• **Requirement**
Reproduce the full listing below unchanged, apart from the pictures.
** BEGIN Records for this exercise **
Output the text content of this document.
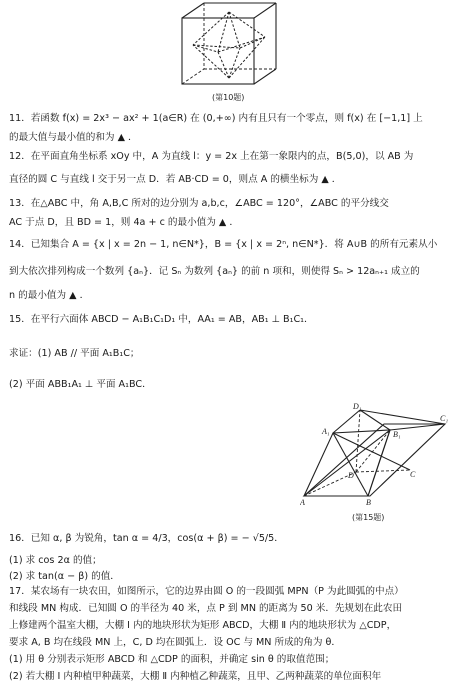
(第10题)
11．若函数 f(x) = 2x³ − ax² + 1(a∈R) 在 (0,+∞) 内有且只有一个零点，则 f(x) 在 [−1,1] 上
的最大值与最小值的和为 ▲ ．
12．在平面直角坐标系 xOy 中，A 为直线 l：y = 2x 上在第一象限内的点，B(5,0)，以 AB 为
直径的圆 C 与直线 l 交于另一点 D．若 AB·CD = 0，则点 A 的横坐标为 ▲ ．
13．在△ABC 中，角 A,B,C 所对的边分别为 a,b,c，∠ABC = 120°，∠ABC 的平分线交
AC 于点 D，且 BD = 1，则 4a + c 的最小值为 ▲ ．
14．已知集合 A = {x | x = 2n − 1, n∈N*}，B = {x | x = 2ⁿ, n∈N*}．将 A∪B 的所有元素从小
到大依次排列构成一个数列 {aₙ}．记 Sₙ 为数列 {aₙ} 的前 n 项和，则使得 Sₙ > 12aₙ₊₁ 成立的
n 的最小值为 ▲ ．
15．在平行六面体 ABCD − A₁B₁C₁D₁ 中，AA₁ = AB，AB₁ ⊥ B₁C₁．
求证：(1) AB // 平面 A₁B₁C；
(2) 平面 ABB₁A₁ ⊥ 平面 A₁BC．
D₁
C₁
A₁	B₁
D	C
A	B
(第15题)
16．已知 α, β 为锐角，tan α = 4/3，cos(α + β) = − √5/5．
(1) 求 cos 2α 的值；
(2) 求 tan(α − β) 的值．
17．某农场有一块农田，如图所示，它的边界由圆 O 的一段圆弧 MPN（P 为此圆弧的中点）
和线段 MN 构成．已知圆 O 的半径为 40 米，点 P 到 MN 的距离为 50 米．先规划在此农田
上修建两个温室大棚，大棚 Ⅰ 内的地块形状为矩形 ABCD，大棚 Ⅱ 内的地块形状为 △CDP，
要求 A, B 均在线段 MN 上，C, D 均在圆弧上．设 OC 与 MN 所成的角为 θ．
(1) 用 θ 分别表示矩形 ABCD 和 △CDP 的面积，并确定 sin θ 的取值范围；
(2) 若大棚 Ⅰ 内种植甲种蔬菜，大棚 Ⅱ 内种植乙种蔬菜，且甲、乙两种蔬菜的单位面积年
** END Records for this exercise **
• **Task solution**
Output the text content of this document.
(第10题)
11．若函数 f(x) = 2x³ − ax² + 1(a∈R) 在 (0,+∞) 内有且只有一个零点，则 f(x) 在 [−1,1] 上
的最大值与最小值的和为 ▲ ．
12．在平面直角坐标系 xOy 中，A 为直线 l：y = 2x 上在第一象限内的点，B(5,0)，以 AB 为
直径的圆 C 与直线 l 交于另一点 D．若 AB·CD = 0，则点 A 的横坐标为 ▲ ．
13．在△ABC 中，角 A,B,C 所对的边分别为 a,b,c，∠ABC = 120°，∠ABC 的平分线交
AC 于点 D，且 BD = 1，则 4a + c 的最小值为 ▲ ．
14．已知集合 A = {x | x = 2n − 1, n∈N*}，B = {x | x = 2ⁿ, n∈N*}．将 A∪B 的所有元素从小
到大依次排列构成一个数列 {aₙ}．记 Sₙ 为数列 {aₙ} 的前 n 项和，则使得 Sₙ > 12aₙ₊₁ 成立的
n 的最小值为 ▲ ．
15．在平行六面体 ABCD − A₁B₁C₁D₁ 中，AA₁ = AB，AB₁ ⊥ B₁C₁．
求证：(1) AB // 平面 A₁B₁C；
(2) 平面 ABB₁A₁ ⊥ 平面 A₁BC．
D₁
C₁
A₁	B₁
D	C
A	B
(第15题)
16．已知 α, β 为锐角，tan α = 4/3，cos(α + β) = − √5/5．
(1) 求 cos 2α 的值；
(2) 求 tan(α − β) 的值．
17．某农场有一块农田，如图所示，它的边界由圆 O 的一段圆弧 MPN（P 为此圆弧的中点）
和线段 MN 构成．已知圆 O 的半径为 40 米，点 P 到 MN 的距离为 50 米．先规划在此农田
上修建两个温室大棚，大棚 Ⅰ 内的地块形状为矩形 ABCD，大棚 Ⅱ 内的地块形状为 △CDP，
要求 A, B 均在线段 MN 上，C, D 均在圆弧上．设 OC 与 MN 所成的角为 θ．
(1) 用 θ 分别表示矩形 ABCD 和 △CDP 的面积，并确定 sin θ 的取值范围；
(2) 若大棚 Ⅰ 内种植甲种蔬菜，大棚 Ⅱ 内种植乙种蔬菜，且甲、乙两种蔬菜的单位面积年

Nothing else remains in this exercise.